## [Problem details]
What number of lines contain the word "JSON"? Reply with the number and nothing else.

## [Provided entries]
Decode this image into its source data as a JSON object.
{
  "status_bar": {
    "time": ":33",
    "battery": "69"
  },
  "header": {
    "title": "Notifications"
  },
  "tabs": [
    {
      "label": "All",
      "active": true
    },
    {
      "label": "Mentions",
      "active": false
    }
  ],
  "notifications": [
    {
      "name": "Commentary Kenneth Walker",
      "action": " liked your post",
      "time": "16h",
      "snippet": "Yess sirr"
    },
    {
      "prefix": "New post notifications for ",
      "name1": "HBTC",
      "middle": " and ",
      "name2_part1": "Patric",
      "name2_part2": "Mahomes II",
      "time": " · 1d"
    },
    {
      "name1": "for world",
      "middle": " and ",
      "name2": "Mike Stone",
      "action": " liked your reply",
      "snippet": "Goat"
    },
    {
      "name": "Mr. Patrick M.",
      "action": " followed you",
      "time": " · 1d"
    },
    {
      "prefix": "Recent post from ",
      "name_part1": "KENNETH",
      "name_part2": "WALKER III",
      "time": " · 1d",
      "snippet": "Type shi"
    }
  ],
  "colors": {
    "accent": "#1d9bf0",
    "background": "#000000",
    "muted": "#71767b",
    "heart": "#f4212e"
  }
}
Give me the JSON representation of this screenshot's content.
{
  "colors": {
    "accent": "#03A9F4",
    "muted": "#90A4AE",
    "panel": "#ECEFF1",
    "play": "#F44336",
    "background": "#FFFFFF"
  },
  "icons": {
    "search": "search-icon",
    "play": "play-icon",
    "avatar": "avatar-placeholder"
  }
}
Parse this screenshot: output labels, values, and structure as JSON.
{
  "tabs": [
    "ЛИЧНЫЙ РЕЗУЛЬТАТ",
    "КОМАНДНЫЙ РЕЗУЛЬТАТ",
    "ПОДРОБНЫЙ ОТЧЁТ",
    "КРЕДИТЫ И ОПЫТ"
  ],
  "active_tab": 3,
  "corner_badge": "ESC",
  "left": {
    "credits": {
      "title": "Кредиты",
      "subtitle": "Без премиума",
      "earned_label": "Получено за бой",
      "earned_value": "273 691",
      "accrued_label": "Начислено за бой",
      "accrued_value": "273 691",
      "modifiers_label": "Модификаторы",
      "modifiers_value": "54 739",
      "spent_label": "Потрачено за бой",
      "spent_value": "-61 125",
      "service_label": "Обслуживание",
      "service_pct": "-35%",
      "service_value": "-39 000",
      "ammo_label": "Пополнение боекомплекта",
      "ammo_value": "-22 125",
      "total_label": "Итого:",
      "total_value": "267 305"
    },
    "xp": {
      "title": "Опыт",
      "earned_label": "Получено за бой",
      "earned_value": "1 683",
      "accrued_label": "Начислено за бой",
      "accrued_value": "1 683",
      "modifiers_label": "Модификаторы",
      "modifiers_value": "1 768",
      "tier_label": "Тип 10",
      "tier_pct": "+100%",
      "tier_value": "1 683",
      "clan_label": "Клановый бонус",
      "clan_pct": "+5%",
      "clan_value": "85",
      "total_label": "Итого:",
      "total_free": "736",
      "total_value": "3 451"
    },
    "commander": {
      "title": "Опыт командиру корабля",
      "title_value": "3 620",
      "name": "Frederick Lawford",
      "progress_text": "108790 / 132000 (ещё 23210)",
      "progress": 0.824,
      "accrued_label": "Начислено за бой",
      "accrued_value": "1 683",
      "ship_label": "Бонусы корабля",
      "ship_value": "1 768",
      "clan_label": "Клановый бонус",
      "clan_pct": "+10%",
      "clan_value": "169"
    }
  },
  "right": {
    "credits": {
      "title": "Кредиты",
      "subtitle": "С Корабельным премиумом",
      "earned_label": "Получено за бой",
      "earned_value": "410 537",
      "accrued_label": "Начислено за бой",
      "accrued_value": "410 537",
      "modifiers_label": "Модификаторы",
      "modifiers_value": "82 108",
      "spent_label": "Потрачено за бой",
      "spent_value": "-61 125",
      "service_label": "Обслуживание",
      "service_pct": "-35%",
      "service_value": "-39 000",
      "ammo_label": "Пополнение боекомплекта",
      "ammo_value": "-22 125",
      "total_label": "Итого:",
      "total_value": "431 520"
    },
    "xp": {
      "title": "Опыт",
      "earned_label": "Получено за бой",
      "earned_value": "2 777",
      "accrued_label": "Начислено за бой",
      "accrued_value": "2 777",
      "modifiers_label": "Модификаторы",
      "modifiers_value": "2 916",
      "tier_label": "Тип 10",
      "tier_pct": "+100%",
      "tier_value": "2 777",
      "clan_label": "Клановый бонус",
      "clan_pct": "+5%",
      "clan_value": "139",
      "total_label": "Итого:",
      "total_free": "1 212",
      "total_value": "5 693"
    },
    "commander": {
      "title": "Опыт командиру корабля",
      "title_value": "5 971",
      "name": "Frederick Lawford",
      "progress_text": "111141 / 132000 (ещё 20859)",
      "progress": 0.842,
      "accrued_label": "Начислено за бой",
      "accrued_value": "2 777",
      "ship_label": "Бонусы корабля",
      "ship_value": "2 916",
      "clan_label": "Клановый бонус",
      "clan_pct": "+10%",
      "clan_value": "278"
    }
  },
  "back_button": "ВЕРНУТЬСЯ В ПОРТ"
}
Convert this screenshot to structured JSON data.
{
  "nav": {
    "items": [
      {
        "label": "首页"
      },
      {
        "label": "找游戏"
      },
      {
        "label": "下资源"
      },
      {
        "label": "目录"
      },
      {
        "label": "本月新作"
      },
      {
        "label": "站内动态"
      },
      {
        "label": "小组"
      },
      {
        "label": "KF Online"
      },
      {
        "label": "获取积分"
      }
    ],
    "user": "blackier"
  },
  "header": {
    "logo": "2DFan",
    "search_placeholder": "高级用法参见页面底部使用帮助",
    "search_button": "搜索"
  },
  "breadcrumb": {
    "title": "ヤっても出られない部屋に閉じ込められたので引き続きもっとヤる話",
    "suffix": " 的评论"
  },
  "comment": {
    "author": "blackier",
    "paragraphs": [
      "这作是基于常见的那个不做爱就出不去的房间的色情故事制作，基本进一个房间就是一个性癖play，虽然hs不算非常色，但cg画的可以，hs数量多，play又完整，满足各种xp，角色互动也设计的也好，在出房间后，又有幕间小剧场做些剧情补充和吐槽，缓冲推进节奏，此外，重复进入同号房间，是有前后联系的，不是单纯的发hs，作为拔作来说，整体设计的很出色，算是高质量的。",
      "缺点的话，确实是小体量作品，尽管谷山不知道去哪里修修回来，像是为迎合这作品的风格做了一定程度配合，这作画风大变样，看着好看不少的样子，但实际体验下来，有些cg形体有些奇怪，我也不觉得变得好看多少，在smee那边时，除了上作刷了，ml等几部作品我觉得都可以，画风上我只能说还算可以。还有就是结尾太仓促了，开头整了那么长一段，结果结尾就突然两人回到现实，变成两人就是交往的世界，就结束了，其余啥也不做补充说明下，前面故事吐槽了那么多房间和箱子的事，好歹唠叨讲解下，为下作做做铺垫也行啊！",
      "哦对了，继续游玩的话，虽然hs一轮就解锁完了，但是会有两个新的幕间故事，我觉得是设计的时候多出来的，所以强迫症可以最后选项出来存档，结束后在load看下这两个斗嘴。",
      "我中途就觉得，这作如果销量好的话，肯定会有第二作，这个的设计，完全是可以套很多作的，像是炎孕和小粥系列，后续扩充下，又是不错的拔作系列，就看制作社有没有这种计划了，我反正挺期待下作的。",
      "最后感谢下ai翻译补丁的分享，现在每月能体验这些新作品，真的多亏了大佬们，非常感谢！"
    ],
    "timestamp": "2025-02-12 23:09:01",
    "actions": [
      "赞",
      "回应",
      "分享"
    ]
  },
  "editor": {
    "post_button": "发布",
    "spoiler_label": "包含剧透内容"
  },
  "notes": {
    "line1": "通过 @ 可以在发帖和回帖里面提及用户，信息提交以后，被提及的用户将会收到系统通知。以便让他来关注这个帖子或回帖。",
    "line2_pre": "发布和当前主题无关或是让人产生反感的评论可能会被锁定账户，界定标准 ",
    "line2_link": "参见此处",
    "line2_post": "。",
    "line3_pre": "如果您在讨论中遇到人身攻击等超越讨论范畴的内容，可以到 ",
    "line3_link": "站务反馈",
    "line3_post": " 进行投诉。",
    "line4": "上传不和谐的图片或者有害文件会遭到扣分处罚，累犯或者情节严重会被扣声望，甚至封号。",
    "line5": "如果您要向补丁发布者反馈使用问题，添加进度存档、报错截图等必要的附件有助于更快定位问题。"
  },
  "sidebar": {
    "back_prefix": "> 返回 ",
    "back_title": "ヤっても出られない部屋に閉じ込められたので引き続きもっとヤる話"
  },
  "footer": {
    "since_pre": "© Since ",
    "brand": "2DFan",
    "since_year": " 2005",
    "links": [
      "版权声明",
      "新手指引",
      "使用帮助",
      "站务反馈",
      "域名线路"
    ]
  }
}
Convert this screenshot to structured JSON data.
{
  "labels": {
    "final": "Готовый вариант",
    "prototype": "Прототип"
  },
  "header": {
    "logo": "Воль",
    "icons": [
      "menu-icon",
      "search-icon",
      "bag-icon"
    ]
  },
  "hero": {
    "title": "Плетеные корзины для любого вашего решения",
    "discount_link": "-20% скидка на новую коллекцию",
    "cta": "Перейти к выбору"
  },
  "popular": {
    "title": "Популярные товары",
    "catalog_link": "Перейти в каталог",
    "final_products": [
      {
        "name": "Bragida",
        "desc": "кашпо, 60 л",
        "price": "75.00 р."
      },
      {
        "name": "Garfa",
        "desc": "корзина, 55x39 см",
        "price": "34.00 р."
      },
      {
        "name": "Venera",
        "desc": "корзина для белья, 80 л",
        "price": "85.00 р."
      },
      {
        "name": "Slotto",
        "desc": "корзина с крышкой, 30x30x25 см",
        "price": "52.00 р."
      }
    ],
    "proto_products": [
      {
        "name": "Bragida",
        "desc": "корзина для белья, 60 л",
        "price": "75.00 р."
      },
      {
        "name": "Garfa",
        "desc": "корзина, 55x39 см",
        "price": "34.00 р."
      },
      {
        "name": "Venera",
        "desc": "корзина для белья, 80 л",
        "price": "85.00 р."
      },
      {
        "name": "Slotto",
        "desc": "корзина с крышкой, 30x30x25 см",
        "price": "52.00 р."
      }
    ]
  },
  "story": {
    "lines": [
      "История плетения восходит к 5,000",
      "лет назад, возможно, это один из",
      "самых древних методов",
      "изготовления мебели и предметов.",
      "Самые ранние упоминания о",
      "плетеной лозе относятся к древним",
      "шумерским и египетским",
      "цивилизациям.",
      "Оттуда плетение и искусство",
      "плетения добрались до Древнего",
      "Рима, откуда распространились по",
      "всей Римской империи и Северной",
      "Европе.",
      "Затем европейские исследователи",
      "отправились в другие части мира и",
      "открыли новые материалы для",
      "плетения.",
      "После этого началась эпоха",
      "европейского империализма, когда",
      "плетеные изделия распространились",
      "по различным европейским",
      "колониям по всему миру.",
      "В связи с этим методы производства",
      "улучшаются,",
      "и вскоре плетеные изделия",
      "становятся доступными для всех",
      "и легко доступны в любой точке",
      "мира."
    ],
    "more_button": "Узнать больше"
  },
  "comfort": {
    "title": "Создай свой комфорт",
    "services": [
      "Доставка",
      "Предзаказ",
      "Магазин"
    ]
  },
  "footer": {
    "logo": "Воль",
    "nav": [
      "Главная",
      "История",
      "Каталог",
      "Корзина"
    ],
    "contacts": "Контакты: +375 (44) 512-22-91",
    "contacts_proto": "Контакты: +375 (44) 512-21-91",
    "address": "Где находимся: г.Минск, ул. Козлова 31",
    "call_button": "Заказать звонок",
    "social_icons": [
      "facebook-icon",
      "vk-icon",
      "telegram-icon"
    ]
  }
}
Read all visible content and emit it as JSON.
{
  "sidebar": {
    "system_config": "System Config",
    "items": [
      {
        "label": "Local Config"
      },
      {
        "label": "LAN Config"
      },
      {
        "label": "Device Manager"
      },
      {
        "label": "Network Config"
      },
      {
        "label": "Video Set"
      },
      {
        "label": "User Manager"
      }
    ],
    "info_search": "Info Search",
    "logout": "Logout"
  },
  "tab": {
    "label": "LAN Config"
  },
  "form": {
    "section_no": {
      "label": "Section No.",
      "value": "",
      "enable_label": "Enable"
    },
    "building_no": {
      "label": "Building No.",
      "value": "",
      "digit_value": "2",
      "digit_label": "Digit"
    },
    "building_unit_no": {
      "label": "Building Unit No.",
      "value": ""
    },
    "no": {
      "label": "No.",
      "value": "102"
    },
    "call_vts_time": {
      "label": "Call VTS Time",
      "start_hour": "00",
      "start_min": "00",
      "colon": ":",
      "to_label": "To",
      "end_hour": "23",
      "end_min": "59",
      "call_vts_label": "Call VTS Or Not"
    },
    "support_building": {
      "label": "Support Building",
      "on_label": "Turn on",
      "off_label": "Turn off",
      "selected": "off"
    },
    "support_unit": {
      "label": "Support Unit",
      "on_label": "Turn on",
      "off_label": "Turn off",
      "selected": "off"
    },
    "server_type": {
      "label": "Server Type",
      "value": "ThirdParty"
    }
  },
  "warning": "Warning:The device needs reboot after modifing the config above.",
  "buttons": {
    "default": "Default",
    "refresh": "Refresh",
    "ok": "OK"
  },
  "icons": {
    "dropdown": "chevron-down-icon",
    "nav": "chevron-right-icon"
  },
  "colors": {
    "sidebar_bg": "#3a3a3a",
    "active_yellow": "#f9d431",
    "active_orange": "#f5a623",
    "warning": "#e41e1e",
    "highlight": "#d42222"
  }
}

## [Reply]
6